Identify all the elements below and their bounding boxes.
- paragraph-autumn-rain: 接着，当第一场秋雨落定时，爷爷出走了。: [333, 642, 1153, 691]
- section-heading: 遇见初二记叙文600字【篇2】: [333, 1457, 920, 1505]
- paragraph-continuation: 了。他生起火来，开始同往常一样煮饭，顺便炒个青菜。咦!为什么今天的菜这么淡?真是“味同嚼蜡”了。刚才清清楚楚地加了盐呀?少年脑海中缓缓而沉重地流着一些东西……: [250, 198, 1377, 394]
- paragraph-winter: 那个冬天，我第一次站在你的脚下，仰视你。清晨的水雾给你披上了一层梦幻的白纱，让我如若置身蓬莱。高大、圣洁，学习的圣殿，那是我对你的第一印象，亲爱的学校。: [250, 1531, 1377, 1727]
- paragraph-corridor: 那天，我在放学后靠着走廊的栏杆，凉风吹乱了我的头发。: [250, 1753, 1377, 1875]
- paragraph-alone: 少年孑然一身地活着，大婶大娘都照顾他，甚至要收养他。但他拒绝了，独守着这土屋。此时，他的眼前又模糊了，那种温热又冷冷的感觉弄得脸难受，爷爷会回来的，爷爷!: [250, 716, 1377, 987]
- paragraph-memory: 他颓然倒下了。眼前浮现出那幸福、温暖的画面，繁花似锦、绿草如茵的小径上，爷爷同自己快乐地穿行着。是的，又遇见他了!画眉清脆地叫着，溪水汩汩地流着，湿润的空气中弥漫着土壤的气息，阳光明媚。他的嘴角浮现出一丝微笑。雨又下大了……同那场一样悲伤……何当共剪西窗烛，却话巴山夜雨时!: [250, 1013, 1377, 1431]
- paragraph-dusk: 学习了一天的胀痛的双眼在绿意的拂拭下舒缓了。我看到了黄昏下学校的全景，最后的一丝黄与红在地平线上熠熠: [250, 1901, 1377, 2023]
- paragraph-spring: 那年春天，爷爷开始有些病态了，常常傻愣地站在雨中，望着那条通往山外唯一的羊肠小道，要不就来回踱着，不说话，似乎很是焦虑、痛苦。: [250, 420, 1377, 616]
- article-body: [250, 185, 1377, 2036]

════════════════════

TASK STATEMENT
Filter the items above and copy out every line that contains the string "paragraph".

SOLUTION
- paragraph-autumn-rain: 接着，当第一场秋雨落定时，爷爷出走了。: [333, 642, 1153, 691]
- paragraph-continuation: 了。他生起火来，开始同往常一样煮饭，顺便炒个青菜。咦!为什么今天的菜这么淡?真是“味同嚼蜡”了。刚才清清楚楚地加了盐呀?少年脑海中缓缓而沉重地流着一些东西……: [250, 198, 1377, 394]
- paragraph-winter: 那个冬天，我第一次站在你的脚下，仰视你。清晨的水雾给你披上了一层梦幻的白纱，让我如若置身蓬莱。高大、圣洁，学习的圣殿，那是我对你的第一印象，亲爱的学校。: [250, 1531, 1377, 1727]
- paragraph-corridor: 那天，我在放学后靠着走廊的栏杆，凉风吹乱了我的头发。: [250, 1753, 1377, 1875]
- paragraph-alone: 少年孑然一身地活着，大婶大娘都照顾他，甚至要收养他。但他拒绝了，独守着这土屋。此时，他的眼前又模糊了，那种温热又冷冷的感觉弄得脸难受，爷爷会回来的，爷爷!: [250, 716, 1377, 987]
- paragraph-memory: 他颓然倒下了。眼前浮现出那幸福、温暖的画面，繁花似锦、绿草如茵的小径上，爷爷同自己快乐地穿行着。是的，又遇见他了!画眉清脆地叫着，溪水汩汩地流着，湿润的空气中弥漫着土壤的气息，阳光明媚。他的嘴角浮现出一丝微笑。雨又下大了……同那场一样悲伤……何当共剪西窗烛，却话巴山夜雨时!: [250, 1013, 1377, 1431]
- paragraph-dusk: 学习了一天的胀痛的双眼在绿意的拂拭下舒缓了。我看到了黄昏下学校的全景，最后的一丝黄与红在地平线上熠熠: [250, 1901, 1377, 2023]
- paragraph-spring: 那年春天，爷爷开始有些病态了，常常傻愣地站在雨中，望着那条通往山外唯一的羊肠小道，要不就来回踱着，不说话，似乎很是焦虑、痛苦。: [250, 420, 1377, 616]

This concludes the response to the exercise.